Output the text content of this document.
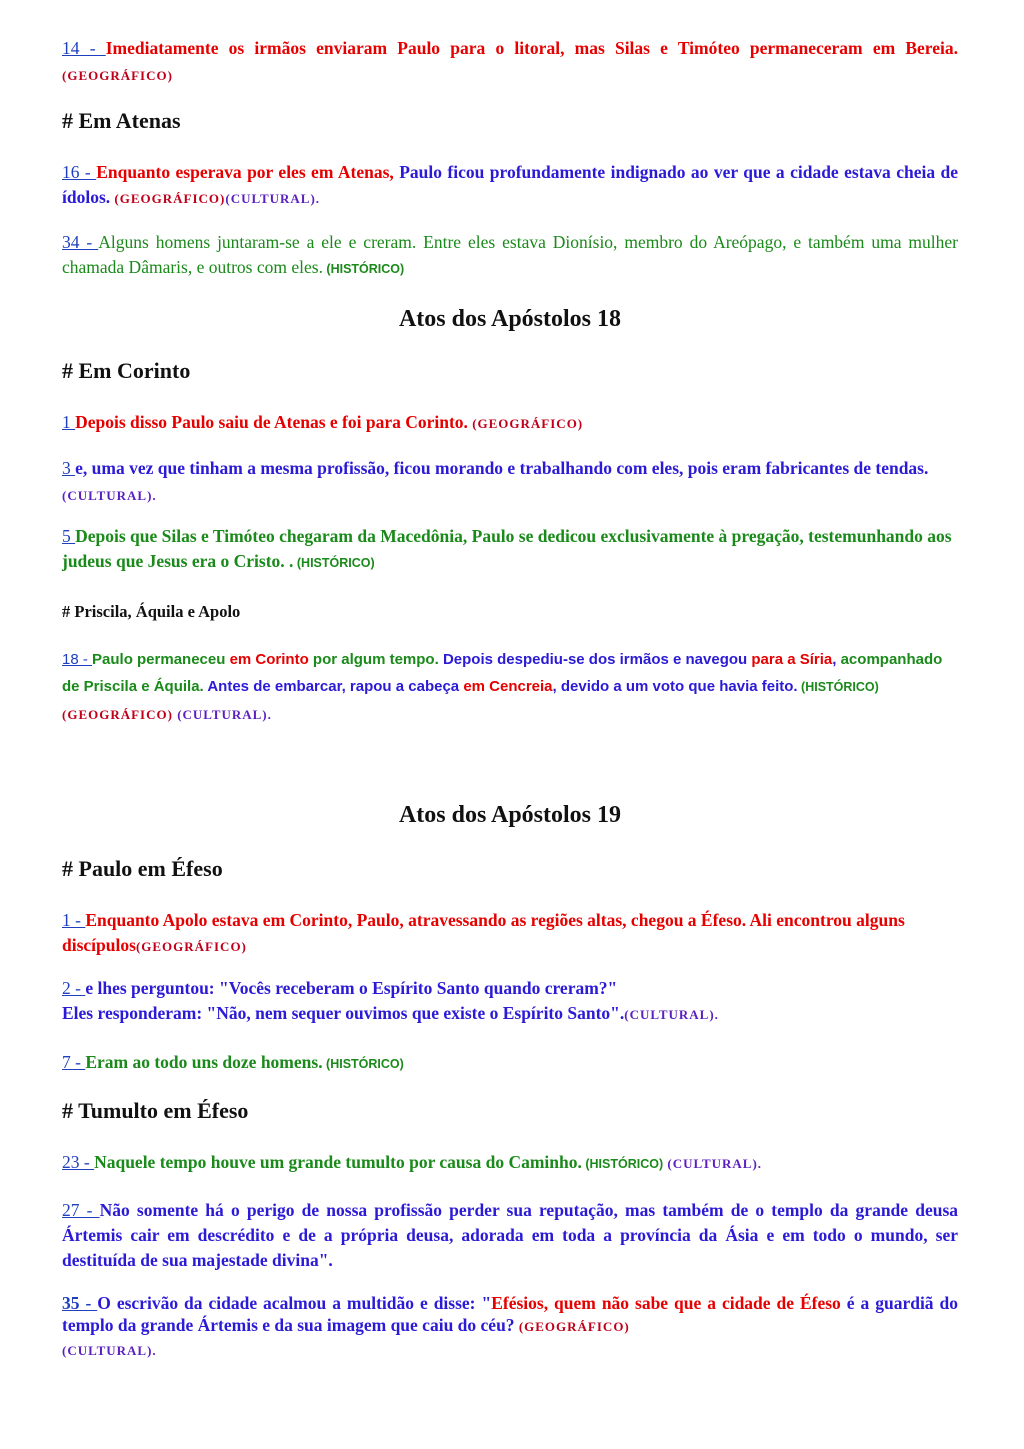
14 - Imediatamente os irmãos enviaram Paulo para o litoral, mas Silas e Timóteo permaneceram em Bereia. (GEOGRÁFICO)

# Em Atenas

16 - Enquanto esperava por eles em Atenas, Paulo ficou profundamente indignado ao ver que a cidade estava cheia de ídolos. (GEOGRÁFICO)(CULTURAL).

34 - Alguns homens juntaram-se a ele e creram. Entre eles estava Dionísio, membro do Areópago, e também uma mulher chamada Dâmaris, e outros com eles. (HISTÓRICO)

Atos dos Apóstolos 18

# Em Corinto

1 Depois disso Paulo saiu de Atenas e foi para Corinto. (GEOGRÁFICO)

3 e, uma vez que tinham a mesma profissão, ficou morando e trabalhando com eles, pois eram fabricantes de tendas. (CULTURAL).

5 Depois que Silas e Timóteo chegaram da Macedônia, Paulo se dedicou exclusivamente à pregação, testemunhando aos judeus que Jesus era o Cristo. . (HISTÓRICO)

# Priscila, Áquila e Apolo

18 - Paulo permaneceu em Corinto por algum tempo. Depois despediu-se dos irmãos e navegou para a Síria, acompanhado de Priscila e Áquila. Antes de embarcar, rapou a cabeça em Cencreia, devido a um voto que havia feito. (HISTÓRICO)(GEOGRÁFICO) (CULTURAL).

Atos dos Apóstolos 19

# Paulo em Éfeso

1 - Enquanto Apolo estava em Corinto, Paulo, atravessando as regiões altas, chegou a Éfeso. Ali encontrou alguns discípulos(GEOGRÁFICO)

2 - e lhes perguntou: "Vocês receberam o Espírito Santo quando creram?"
Eles responderam: "Não, nem sequer ouvimos que existe o Espírito Santo".(CULTURAL).

7 - Eram ao todo uns doze homens. (HISTÓRICO)

# Tumulto em Éfeso

23 - Naquele tempo houve um grande tumulto por causa do Caminho. (HISTÓRICO) (CULTURAL).

27 - Não somente há o perigo de nossa profissão perder sua reputação, mas também de o templo da grande deusa Ártemis cair em descrédito e de a própria deusa, adorada em toda a província da Ásia e em todo o mundo, ser destituída de sua majestade divina".

35 - O escrivão da cidade acalmou a multidão e disse: "Efésios, quem não sabe que a cidade de Éfeso é a guardiã do templo da grande Ártemis e da sua imagem que caiu do céu? (GEOGRÁFICO)
(CULTURAL).
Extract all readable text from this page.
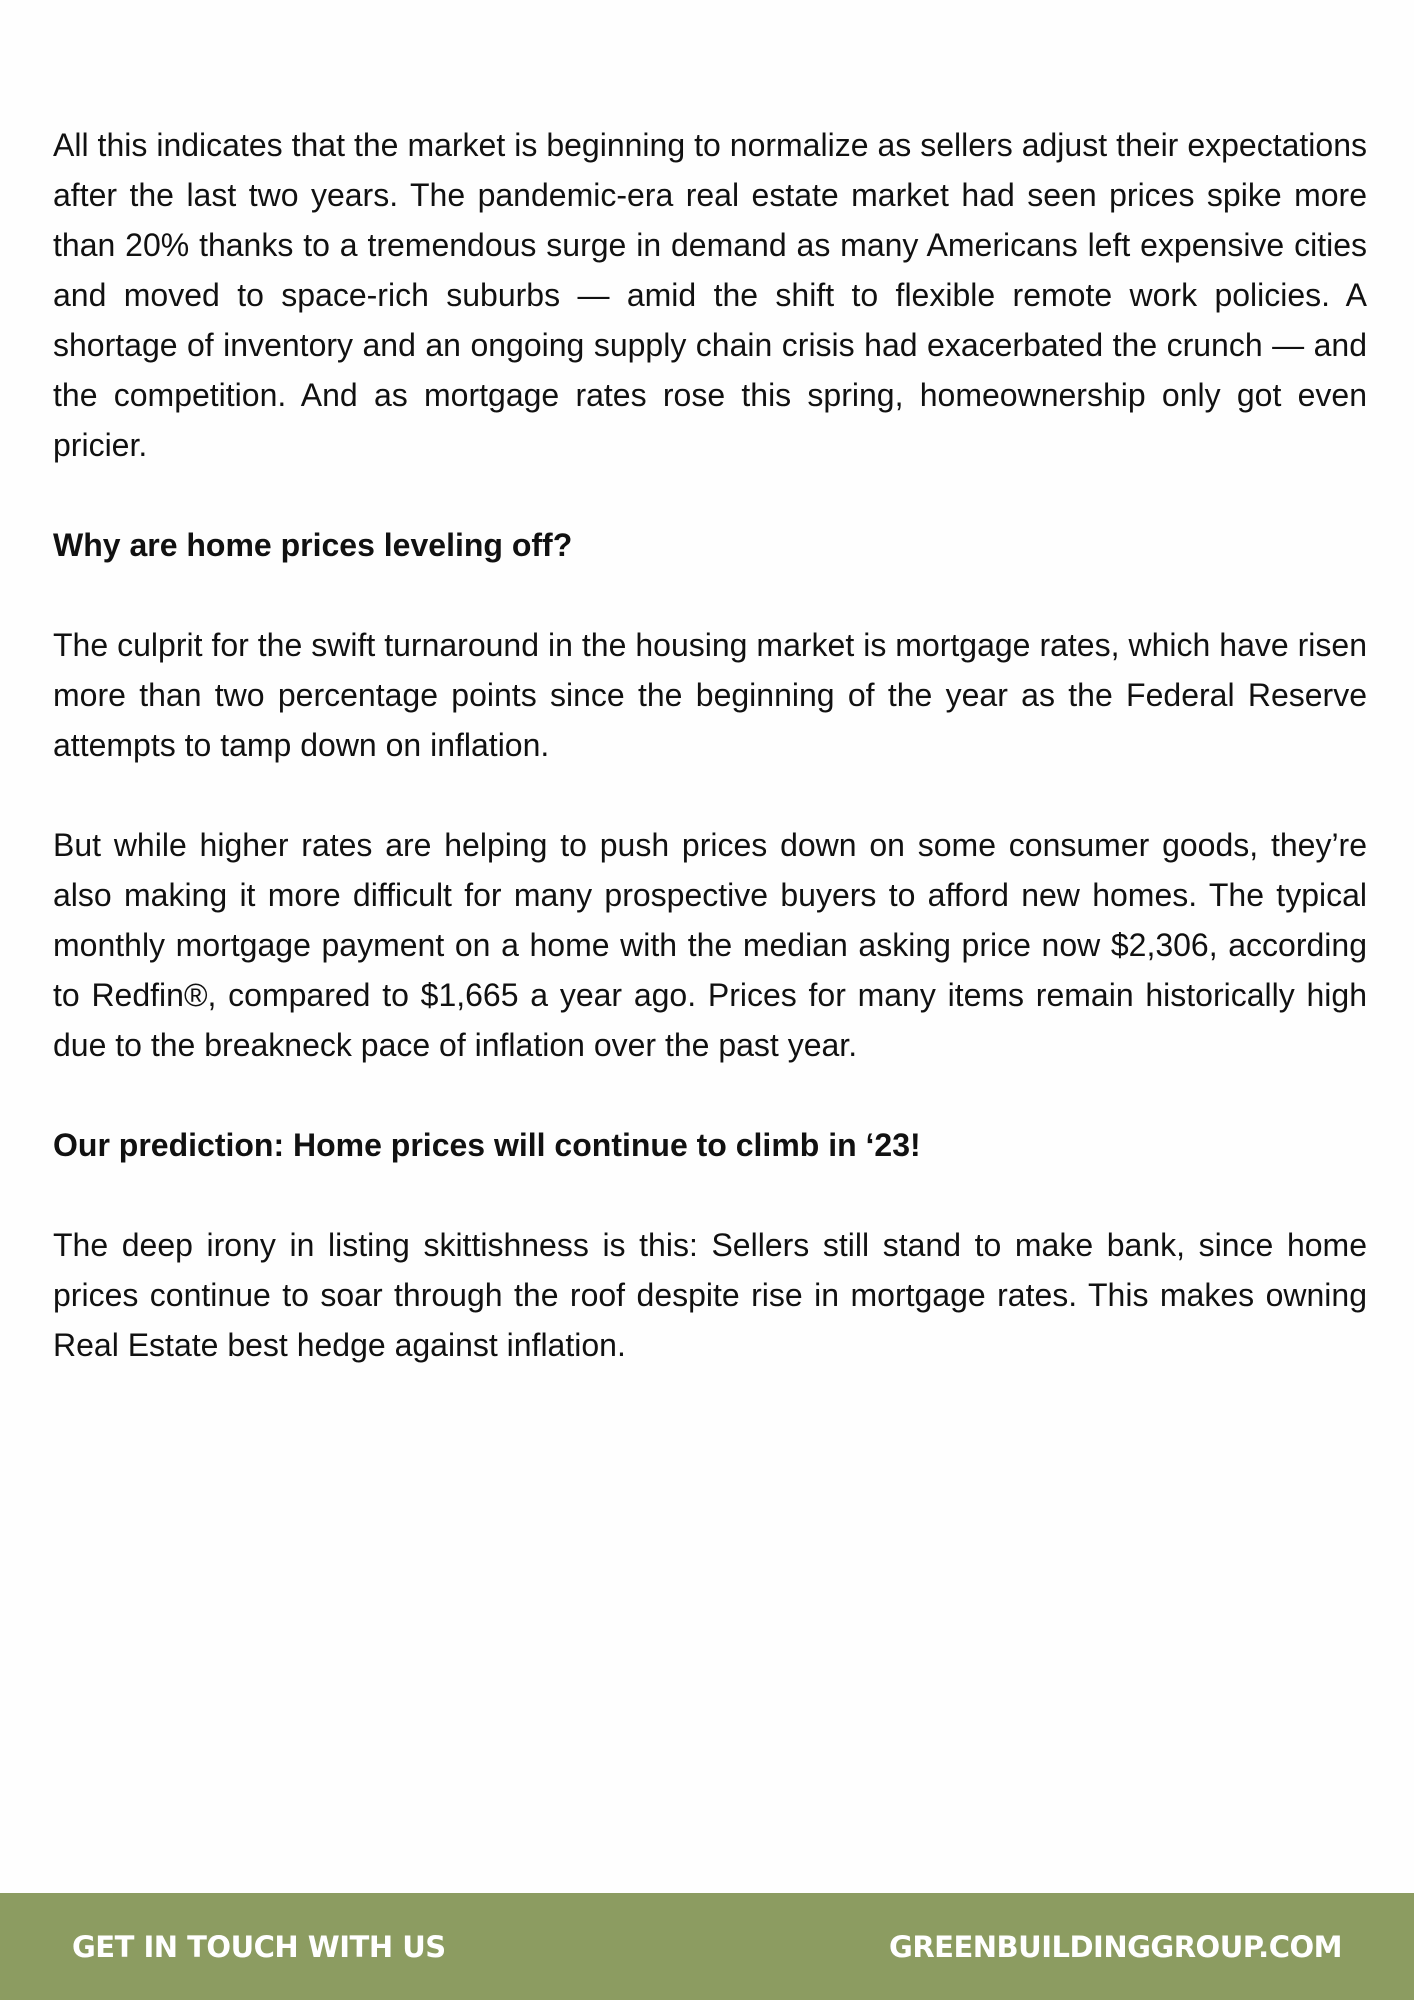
All this indicates that the market is beginning to normalize as sellers adjust their expectations after the last two years. The pandemic-era real estate market had seen prices spike more than 20% thanks to a tremendous surge in demand as many Americans left expensive cities and moved to space-rich suburbs — amid the shift to flexible remote work policies. A shortage of inventory and an ongoing supply chain crisis had exacerbated the crunch — and the competition. And as mortgage rates rose this spring, homeownership only got even pricier.

Why are home prices leveling off?

The culprit for the swift turnaround in the housing market is mortgage rates, which have risen more than two percentage points since the beginning of the year as the Federal Reserve attempts to tamp down on inflation.

But while higher rates are helping to push prices down on some consumer goods, they’re also making it more difficult for many prospective buyers to afford new homes. The typical monthly mortgage payment on a home with the median asking price now $2,306, according to Redfin®, compared to $1,665 a year ago. Prices for many items remain historically high due to the breakneck pace of inflation over the past year.

Our prediction: Home prices will continue to climb in ‘23!

The deep irony in listing skittishness is this: Sellers still stand to make bank, since home prices continue to soar through the roof despite rise in mortgage rates. This makes owning Real Estate best hedge against inflation.

GET IN TOUCH WITH US	GREENBUILDINGGROUP.COM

════════

Exercise requirements: Images must not appear in the copy; reproduce everything else in the records verbatim.

Right answer:
Output the text content of this document.
14 - Imediatamente os irmãos enviaram Paulo para o litoral, mas Silas e Timóteo permaneceram em Bereia. (GEOGRÁFICO)

# Em Atenas

16 - Enquanto esperava por eles em Atenas, Paulo ficou profundamente indignado ao ver que a cidade estava cheia de ídolos. (GEOGRÁFICO)(CULTURAL).

34 - Alguns homens juntaram-se a ele e creram. Entre eles estava Dionísio, membro do Areópago, e também uma mulher chamada Dâmaris, e outros com eles. (HISTÓRICO)

Atos dos Apóstolos 18

# Em Corinto

1 Depois disso Paulo saiu de Atenas e foi para Corinto. (GEOGRÁFICO)

3 e, uma vez que tinham a mesma profissão, ficou morando e trabalhando com eles, pois eram fabricantes de tendas. (CULTURAL).

5 Depois que Silas e Timóteo chegaram da Macedônia, Paulo se dedicou exclusivamente à pregação, testemunhando aos judeus que Jesus era o Cristo. . (HISTÓRICO)

# Priscila, Áquila e Apolo

18 - Paulo permaneceu em Corinto por algum tempo. Depois despediu-se dos irmãos e navegou para a Síria, acompanhado de Priscila e Áquila. Antes de embarcar, rapou a cabeça em Cencreia, devido a um voto que havia feito. (HISTÓRICO)(GEOGRÁFICO) (CULTURAL).

Atos dos Apóstolos 19

# Paulo em Éfeso

1 - Enquanto Apolo estava em Corinto, Paulo, atravessando as regiões altas, chegou a Éfeso. Ali encontrou alguns discípulos(GEOGRÁFICO)

2 - e lhes perguntou: "Vocês receberam o Espírito Santo quando creram?"
Eles responderam: "Não, nem sequer ouvimos que existe o Espírito Santo".(CULTURAL).

7 - Eram ao todo uns doze homens. (HISTÓRICO)

# Tumulto em Éfeso

23 - Naquele tempo houve um grande tumulto por causa do Caminho. (HISTÓRICO) (CULTURAL).

27 - Não somente há o perigo de nossa profissão perder sua reputação, mas também de o templo da grande deusa Ártemis cair em descrédito e de a própria deusa, adorada em toda a província da Ásia e em todo o mundo, ser destituída de sua majestade divina".

35 - O escrivão da cidade acalmou a multidão e disse: "Efésios, quem não sabe que a cidade de Éfeso é a guardiã do templo da grande Ártemis e da sua imagem que caiu do céu? (GEOGRÁFICO)
(CULTURAL).
Extract all readable text from this page.
All this indicates that the market is beginning to normalize as sellers adjust their expectations after the last two years. The pandemic-era real estate market had seen prices spike more than 20% thanks to a tremendous surge in demand as many Americans left expensive cities and moved to space-rich suburbs — amid the shift to flexible remote work policies. A shortage of inventory and an ongoing supply chain crisis had exacerbated the crunch — and the competition. And as mortgage rates rose this spring, homeownership only got even pricier.

Why are home prices leveling off?

The culprit for the swift turnaround in the housing market is mortgage rates, which have risen more than two percentage points since the beginning of the year as the Federal Reserve attempts to tamp down on inflation.

But while higher rates are helping to push prices down on some consumer goods, they’re also making it more difficult for many prospective buyers to afford new homes. The typical monthly mortgage payment on a home with the median asking price now $2,306, according to Redfin®, compared to $1,665 a year ago. Prices for many items remain historically high due to the breakneck pace of inflation over the past year.

Our prediction: Home prices will continue to climb in ‘23!

The deep irony in listing skittishness is this: Sellers still stand to make bank, since home prices continue to soar through the roof despite rise in mortgage rates. This makes owning Real Estate best hedge against inflation.

GET IN TOUCH WITH US	GREENBUILDINGGROUP.COM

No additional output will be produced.